* Begin DATA IN THIS EXERCISE *
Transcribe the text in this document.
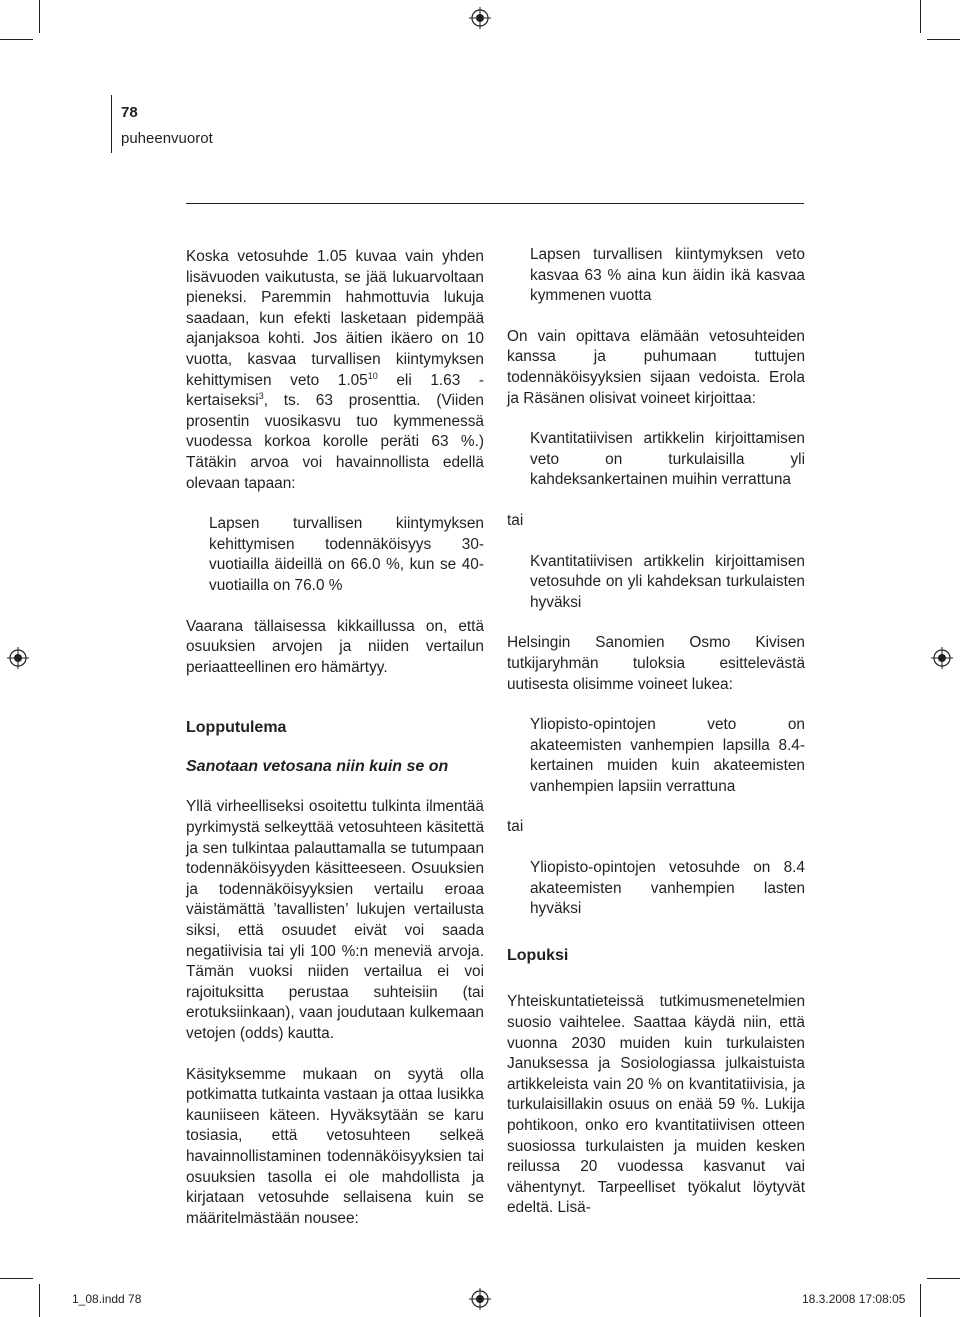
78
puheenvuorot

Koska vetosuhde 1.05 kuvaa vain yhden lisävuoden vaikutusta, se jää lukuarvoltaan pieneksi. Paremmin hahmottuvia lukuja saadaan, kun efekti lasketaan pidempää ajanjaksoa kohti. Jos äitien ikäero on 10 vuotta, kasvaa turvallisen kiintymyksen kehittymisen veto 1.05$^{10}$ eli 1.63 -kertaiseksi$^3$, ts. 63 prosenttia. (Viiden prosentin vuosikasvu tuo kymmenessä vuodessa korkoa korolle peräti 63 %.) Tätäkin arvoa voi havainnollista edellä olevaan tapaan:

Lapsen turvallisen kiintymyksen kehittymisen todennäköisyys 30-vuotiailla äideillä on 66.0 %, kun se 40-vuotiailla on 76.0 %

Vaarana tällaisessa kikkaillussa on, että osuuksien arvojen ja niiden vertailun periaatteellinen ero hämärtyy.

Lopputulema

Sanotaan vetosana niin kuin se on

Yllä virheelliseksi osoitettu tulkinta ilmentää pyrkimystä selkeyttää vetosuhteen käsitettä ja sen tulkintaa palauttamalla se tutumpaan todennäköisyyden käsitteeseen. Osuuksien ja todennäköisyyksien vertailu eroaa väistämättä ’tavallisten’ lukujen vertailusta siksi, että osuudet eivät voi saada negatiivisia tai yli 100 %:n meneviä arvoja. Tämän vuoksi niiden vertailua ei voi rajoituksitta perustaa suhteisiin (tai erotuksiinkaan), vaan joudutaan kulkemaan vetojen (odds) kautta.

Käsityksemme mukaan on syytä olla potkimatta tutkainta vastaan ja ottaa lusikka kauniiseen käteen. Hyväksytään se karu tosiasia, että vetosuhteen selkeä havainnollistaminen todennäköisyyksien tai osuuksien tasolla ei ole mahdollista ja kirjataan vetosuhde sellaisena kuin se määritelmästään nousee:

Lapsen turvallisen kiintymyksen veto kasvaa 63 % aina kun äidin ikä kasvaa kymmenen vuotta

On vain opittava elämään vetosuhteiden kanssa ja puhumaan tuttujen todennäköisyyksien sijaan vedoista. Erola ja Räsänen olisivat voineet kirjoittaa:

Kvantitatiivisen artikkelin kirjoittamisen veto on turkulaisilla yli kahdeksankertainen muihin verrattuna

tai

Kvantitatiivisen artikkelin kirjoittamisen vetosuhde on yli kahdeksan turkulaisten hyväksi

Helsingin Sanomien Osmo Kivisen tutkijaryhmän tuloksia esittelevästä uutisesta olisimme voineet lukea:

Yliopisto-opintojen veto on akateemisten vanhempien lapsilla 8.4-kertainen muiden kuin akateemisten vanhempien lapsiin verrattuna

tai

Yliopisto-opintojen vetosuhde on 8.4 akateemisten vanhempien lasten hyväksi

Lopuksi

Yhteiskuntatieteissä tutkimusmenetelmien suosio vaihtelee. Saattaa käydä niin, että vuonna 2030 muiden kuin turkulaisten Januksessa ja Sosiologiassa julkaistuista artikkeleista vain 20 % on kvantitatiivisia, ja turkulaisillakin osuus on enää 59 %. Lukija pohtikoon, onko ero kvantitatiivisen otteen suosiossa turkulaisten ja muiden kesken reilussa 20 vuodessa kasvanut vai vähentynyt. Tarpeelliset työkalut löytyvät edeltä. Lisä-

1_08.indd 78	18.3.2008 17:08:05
* End DATA IN THIS EXERCISE *
* Begin DATA IN THIS EXERCISE *
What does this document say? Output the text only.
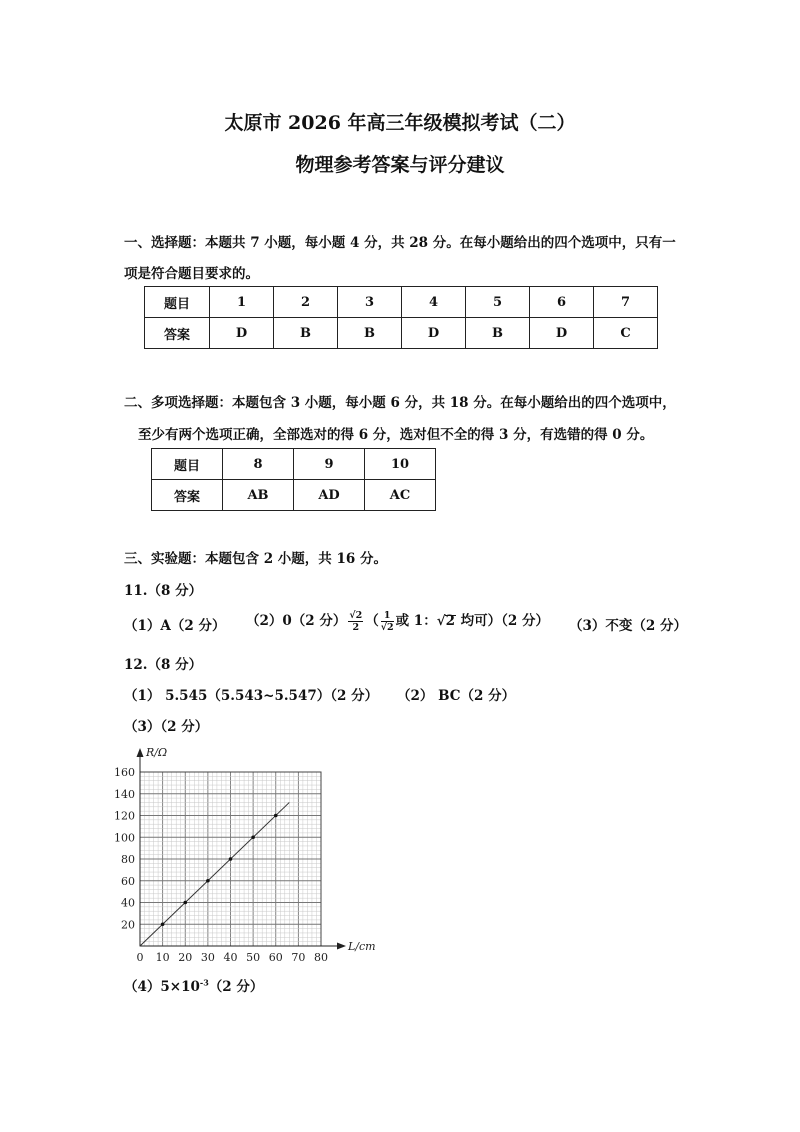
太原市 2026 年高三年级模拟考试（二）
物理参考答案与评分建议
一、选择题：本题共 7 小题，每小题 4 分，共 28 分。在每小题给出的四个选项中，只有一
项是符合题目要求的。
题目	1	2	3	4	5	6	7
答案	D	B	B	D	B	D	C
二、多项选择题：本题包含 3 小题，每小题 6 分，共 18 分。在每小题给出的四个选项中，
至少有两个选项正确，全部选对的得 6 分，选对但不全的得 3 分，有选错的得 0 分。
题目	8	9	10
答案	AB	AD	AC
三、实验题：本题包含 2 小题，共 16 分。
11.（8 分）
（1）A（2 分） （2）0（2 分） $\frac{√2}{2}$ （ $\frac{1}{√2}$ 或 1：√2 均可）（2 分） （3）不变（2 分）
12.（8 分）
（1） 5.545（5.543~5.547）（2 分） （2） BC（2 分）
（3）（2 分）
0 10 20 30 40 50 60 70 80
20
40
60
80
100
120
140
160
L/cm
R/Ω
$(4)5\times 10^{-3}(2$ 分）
* End DATA IN THIS EXERCISE *
Read the data above and pull out each line that holds the string "voineet".

*OUTPUT OF THE TASK:*
On vain opittava elämään vetosuhteiden kanssa ja puhumaan tuttujen todennäköisyyksien sijaan vedoista. Erola ja Räsänen olisivat voineet kirjoittaa:
Helsingin Sanomien Osmo Kivisen tutkijaryhmän tuloksia esittelevästä uutisesta olisimme voineet lukea:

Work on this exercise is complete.